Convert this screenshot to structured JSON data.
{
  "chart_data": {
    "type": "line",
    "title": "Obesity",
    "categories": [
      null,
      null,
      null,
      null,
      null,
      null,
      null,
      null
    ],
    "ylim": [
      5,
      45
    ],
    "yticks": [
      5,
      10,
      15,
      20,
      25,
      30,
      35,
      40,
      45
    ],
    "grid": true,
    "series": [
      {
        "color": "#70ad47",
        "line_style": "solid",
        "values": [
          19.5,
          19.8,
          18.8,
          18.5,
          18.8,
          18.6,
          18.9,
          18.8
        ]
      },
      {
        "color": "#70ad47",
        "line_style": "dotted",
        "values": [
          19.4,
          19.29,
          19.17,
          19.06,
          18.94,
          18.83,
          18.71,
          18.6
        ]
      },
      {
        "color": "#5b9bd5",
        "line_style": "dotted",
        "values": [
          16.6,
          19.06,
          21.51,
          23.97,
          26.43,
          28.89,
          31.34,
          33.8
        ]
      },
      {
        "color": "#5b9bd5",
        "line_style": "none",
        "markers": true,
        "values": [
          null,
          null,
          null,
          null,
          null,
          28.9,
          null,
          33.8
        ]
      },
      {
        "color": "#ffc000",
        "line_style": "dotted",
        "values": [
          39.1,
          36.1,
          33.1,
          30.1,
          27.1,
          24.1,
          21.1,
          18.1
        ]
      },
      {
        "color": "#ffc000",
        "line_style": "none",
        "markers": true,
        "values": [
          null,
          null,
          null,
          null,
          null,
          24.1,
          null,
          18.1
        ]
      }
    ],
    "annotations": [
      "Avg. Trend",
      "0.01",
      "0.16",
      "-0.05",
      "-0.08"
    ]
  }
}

*-*-*

Return every line of the material exactly.

> Full solution
Convert this screenshot to structured JSON data.
{
  "chart_data": {
    "type": "line",
    "title": "Obesity",
    "categories": [
      null,
      null,
      null,
      null,
      null,
      null,
      null,
      null
    ],
    "ylim": [
      5,
      45
    ],
    "yticks": [
      5,
      10,
      15,
      20,
      25,
      30,
      35,
      40,
      45
    ],
    "grid": true,
    "series": [
      {
        "color": "#70ad47",
        "line_style": "solid",
        "values": [
          19.5,
          19.8,
          18.8,
          18.5,
          18.8,
          18.6,
          18.9,
          18.8
        ]
      },
      {
        "color": "#70ad47",
        "line_style": "dotted",
        "values": [
          19.4,
          19.29,
          19.17,
          19.06,
          18.94,
          18.83,
          18.71,
          18.6
        ]
      },
      {
        "color": "#5b9bd5",
        "line_style": "dotted",
        "values": [
          16.6,
          19.06,
          21.51,
          23.97,
          26.43,
          28.89,
          31.34,
          33.8
        ]
      },
      {
        "color": "#5b9bd5",
        "line_style": "none",
        "markers": true,
        "values": [
          null,
          null,
          null,
          null,
          null,
          28.9,
          null,
          33.8
        ]
      },
      {
        "color": "#ffc000",
        "line_style": "dotted",
        "values": [
          39.1,
          36.1,
          33.1,
          30.1,
          27.1,
          24.1,
          21.1,
          18.1
        ]
      },
      {
        "color": "#ffc000",
        "line_style": "none",
        "markers": true,
        "values": [
          null,
          null,
          null,
          null,
          null,
          24.1,
          null,
          18.1
        ]
      }
    ],
    "annotations": [
      "Avg. Trend",
      "0.01",
      "0.16",
      "-0.05",
      "-0.08"
    ]
  }
}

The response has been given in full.